DATA LISTING
════════════════════

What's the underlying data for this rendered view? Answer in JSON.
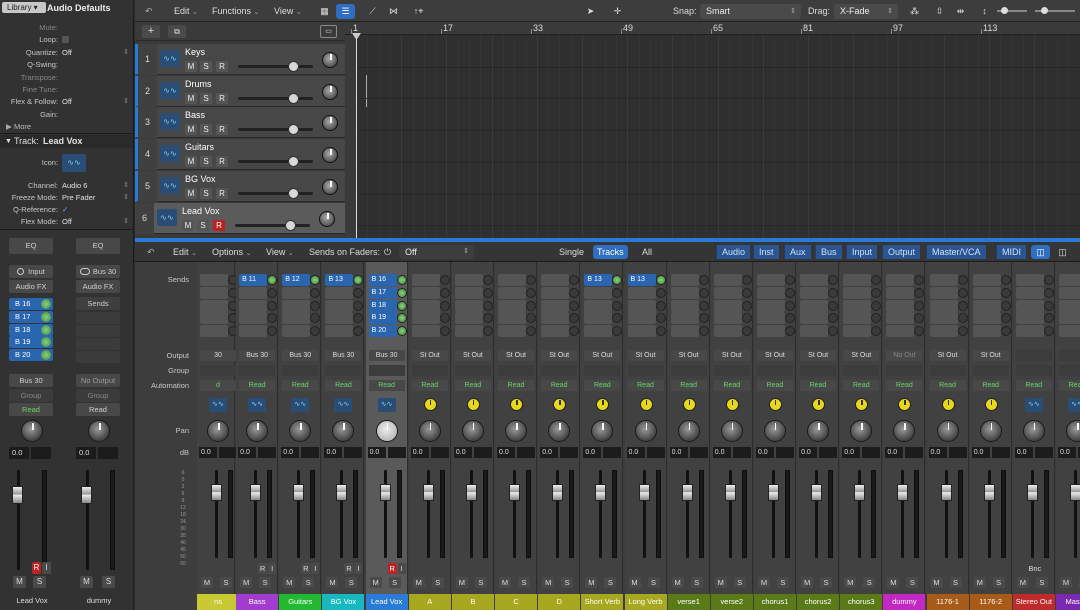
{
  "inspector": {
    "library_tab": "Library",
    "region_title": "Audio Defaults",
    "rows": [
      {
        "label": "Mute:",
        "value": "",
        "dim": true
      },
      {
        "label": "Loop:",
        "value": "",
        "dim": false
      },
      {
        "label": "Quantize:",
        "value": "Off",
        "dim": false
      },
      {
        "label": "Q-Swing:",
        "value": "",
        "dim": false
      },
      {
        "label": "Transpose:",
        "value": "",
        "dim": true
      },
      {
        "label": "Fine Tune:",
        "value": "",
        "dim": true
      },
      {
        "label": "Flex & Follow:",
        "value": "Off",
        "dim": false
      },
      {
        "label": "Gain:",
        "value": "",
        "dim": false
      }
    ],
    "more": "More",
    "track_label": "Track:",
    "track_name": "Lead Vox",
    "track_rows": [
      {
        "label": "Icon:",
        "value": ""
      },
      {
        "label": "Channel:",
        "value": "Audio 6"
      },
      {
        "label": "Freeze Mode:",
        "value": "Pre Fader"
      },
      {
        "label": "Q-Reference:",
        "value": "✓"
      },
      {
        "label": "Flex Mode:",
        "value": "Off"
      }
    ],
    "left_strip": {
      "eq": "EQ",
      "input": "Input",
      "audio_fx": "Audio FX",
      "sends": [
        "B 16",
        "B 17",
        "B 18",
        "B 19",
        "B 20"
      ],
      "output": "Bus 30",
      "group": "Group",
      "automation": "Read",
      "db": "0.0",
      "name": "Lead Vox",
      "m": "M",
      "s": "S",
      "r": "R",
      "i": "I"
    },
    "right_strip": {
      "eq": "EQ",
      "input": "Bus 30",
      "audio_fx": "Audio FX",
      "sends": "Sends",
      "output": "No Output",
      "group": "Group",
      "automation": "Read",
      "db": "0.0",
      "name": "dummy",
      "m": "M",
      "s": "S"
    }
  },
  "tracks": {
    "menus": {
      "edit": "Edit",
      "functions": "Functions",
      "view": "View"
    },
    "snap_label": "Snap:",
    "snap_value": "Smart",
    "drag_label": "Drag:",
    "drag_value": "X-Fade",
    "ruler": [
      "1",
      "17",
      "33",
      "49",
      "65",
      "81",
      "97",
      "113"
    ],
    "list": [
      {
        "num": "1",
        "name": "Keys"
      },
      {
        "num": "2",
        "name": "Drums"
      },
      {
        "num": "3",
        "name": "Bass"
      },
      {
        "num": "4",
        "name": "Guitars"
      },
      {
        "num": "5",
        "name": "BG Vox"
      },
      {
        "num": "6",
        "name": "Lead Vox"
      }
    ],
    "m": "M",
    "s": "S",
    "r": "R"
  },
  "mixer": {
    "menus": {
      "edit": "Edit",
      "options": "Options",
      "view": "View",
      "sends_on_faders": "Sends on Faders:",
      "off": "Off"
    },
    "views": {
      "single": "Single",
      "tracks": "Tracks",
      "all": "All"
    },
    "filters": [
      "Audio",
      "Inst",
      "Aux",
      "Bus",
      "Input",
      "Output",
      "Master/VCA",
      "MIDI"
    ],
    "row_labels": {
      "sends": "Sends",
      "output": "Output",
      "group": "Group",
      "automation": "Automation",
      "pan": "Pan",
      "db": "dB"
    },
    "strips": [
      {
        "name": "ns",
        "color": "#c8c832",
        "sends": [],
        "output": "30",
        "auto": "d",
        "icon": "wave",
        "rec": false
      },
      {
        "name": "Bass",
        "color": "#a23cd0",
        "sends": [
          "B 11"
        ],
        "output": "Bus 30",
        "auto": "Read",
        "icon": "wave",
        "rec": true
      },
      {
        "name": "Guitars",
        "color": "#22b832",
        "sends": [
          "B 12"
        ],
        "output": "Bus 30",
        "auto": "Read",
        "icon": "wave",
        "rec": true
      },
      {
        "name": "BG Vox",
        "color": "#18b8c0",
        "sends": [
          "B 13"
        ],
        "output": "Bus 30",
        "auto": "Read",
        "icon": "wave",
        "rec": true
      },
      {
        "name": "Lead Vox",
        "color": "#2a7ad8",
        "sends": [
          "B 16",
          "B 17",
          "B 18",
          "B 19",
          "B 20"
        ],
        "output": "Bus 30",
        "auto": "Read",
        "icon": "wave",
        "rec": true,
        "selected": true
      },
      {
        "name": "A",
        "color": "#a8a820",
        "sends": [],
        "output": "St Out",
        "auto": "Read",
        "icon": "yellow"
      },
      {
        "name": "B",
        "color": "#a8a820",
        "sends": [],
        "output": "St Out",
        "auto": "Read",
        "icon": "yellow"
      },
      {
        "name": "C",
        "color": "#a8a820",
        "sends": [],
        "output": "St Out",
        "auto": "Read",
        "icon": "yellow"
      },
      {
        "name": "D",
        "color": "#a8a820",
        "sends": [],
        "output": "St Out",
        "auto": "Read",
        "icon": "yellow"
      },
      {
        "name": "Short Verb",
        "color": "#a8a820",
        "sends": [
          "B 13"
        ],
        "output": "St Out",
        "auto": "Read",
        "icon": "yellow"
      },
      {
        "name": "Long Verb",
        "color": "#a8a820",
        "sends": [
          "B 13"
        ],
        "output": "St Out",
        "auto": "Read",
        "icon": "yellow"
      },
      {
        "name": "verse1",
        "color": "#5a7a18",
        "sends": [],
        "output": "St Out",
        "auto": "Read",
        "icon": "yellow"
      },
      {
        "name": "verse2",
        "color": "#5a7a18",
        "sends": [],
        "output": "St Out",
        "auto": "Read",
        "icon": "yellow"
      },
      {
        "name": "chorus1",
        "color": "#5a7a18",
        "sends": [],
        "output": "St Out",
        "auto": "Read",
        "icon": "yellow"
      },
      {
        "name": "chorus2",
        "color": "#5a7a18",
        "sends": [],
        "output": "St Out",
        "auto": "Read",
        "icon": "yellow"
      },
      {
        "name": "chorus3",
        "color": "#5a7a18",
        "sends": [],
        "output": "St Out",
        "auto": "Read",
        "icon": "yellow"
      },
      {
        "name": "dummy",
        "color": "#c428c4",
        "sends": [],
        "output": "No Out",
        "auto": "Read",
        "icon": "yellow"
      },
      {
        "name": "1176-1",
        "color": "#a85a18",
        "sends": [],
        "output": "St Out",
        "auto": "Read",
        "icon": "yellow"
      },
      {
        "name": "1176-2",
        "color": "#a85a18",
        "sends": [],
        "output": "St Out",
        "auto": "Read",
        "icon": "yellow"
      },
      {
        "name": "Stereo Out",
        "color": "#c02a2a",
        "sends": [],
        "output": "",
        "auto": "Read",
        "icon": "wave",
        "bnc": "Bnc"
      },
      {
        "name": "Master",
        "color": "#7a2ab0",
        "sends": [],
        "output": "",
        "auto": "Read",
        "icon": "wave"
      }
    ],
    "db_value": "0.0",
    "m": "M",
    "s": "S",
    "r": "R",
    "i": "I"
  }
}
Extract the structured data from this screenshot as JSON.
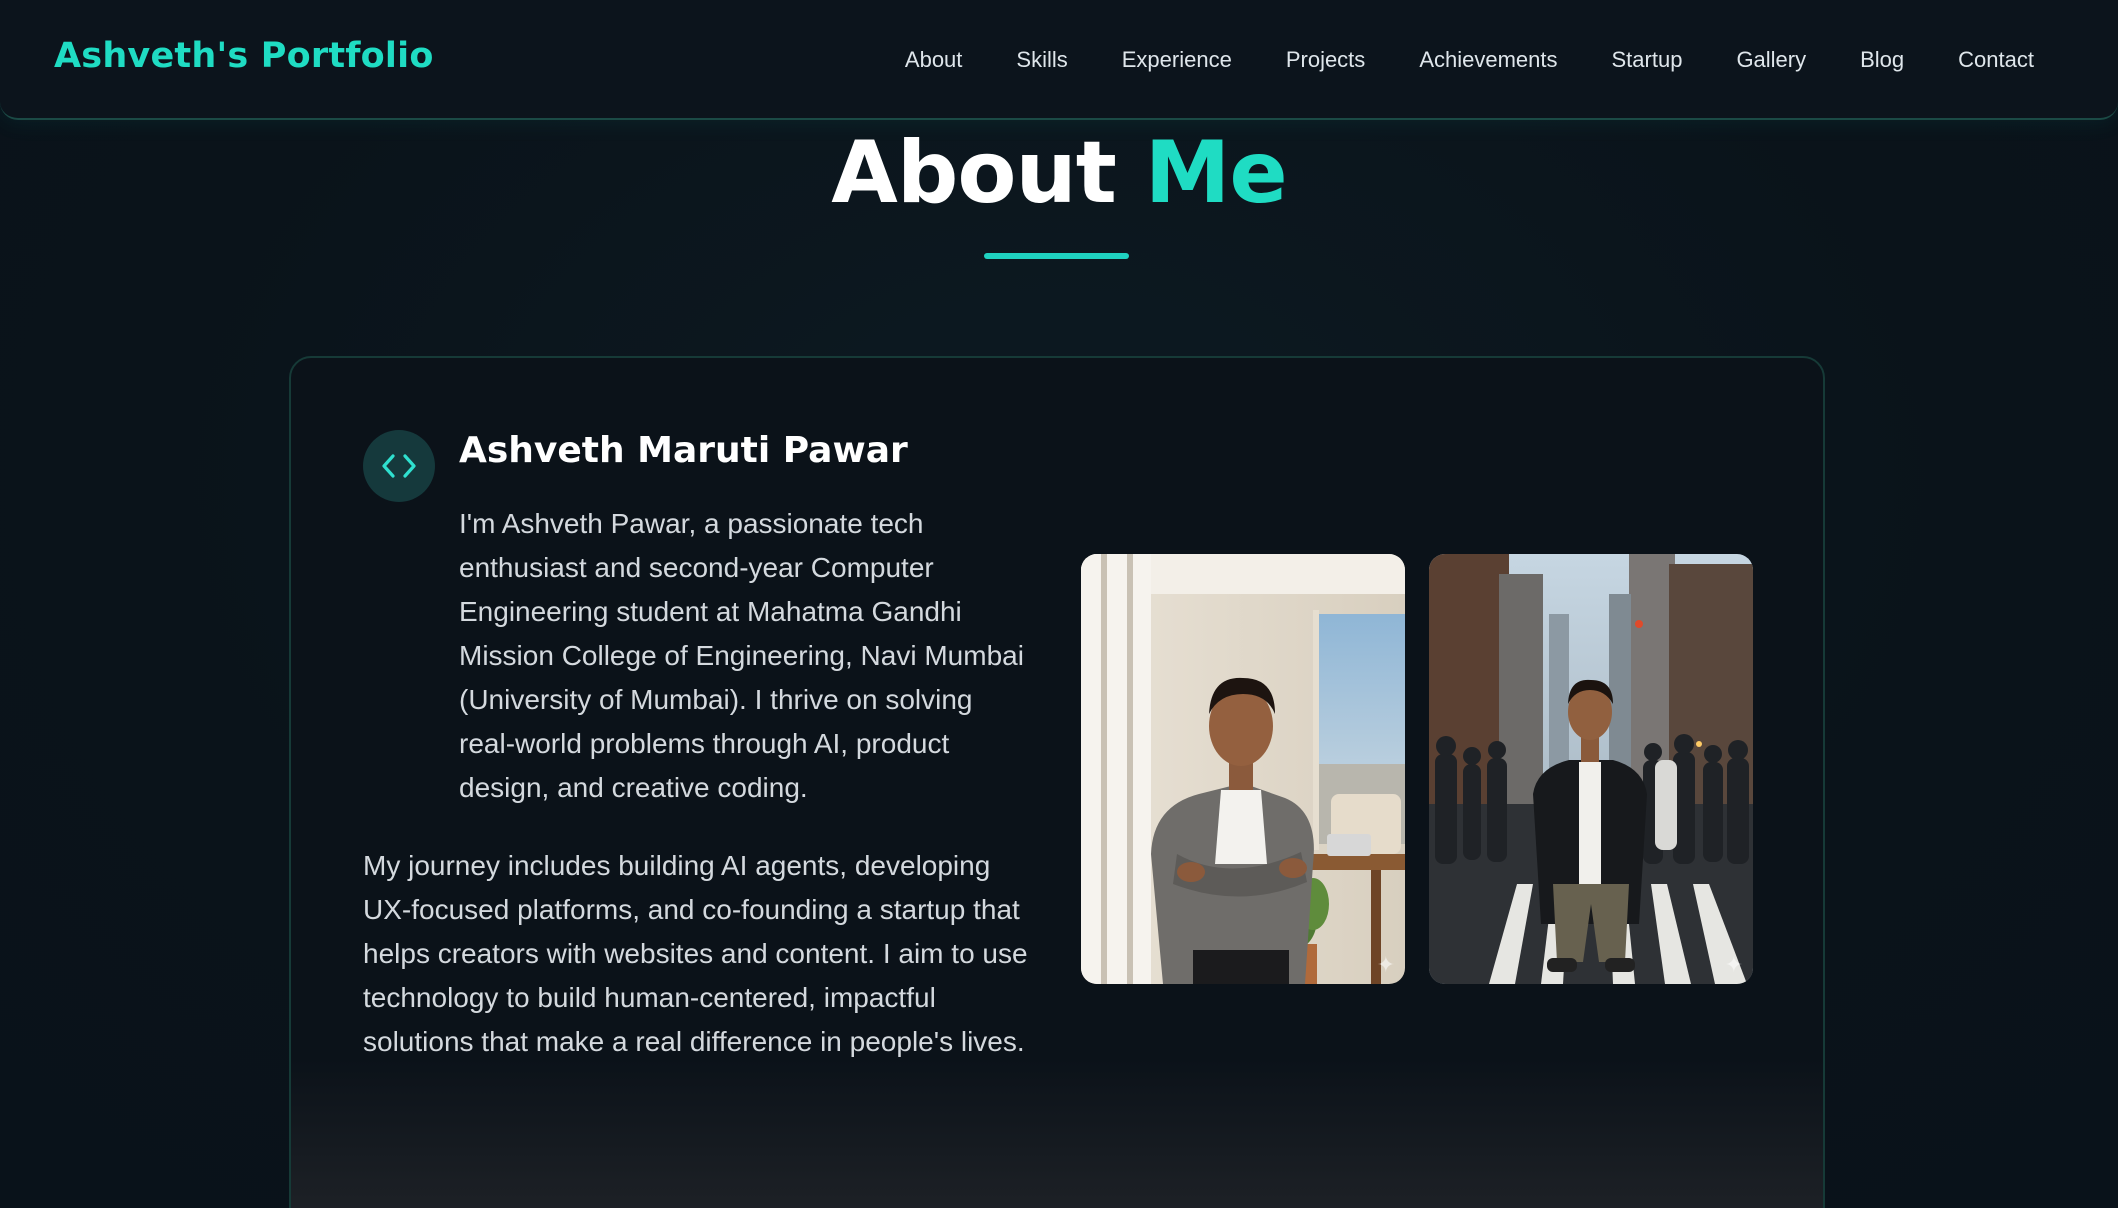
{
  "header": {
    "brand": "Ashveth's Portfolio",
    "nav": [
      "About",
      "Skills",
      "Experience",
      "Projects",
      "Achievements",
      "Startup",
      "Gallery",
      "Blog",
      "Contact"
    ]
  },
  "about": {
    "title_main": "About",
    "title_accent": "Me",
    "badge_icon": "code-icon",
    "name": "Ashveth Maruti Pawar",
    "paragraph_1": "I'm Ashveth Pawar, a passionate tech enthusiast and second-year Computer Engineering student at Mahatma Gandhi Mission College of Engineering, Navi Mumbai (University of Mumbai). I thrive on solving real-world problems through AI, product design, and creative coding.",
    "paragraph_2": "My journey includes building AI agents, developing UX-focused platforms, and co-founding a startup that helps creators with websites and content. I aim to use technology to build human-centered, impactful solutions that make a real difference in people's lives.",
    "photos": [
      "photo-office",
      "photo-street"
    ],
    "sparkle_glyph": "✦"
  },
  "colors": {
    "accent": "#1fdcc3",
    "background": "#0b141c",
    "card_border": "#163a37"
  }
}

════════════════════

TASK
Filter the records above for lines containing the word "JSON", and copy those lines.

REPLY
What's the underlying data for this rendered view? Answer in JSON.
Extract the structured data from this screenshot as JSON.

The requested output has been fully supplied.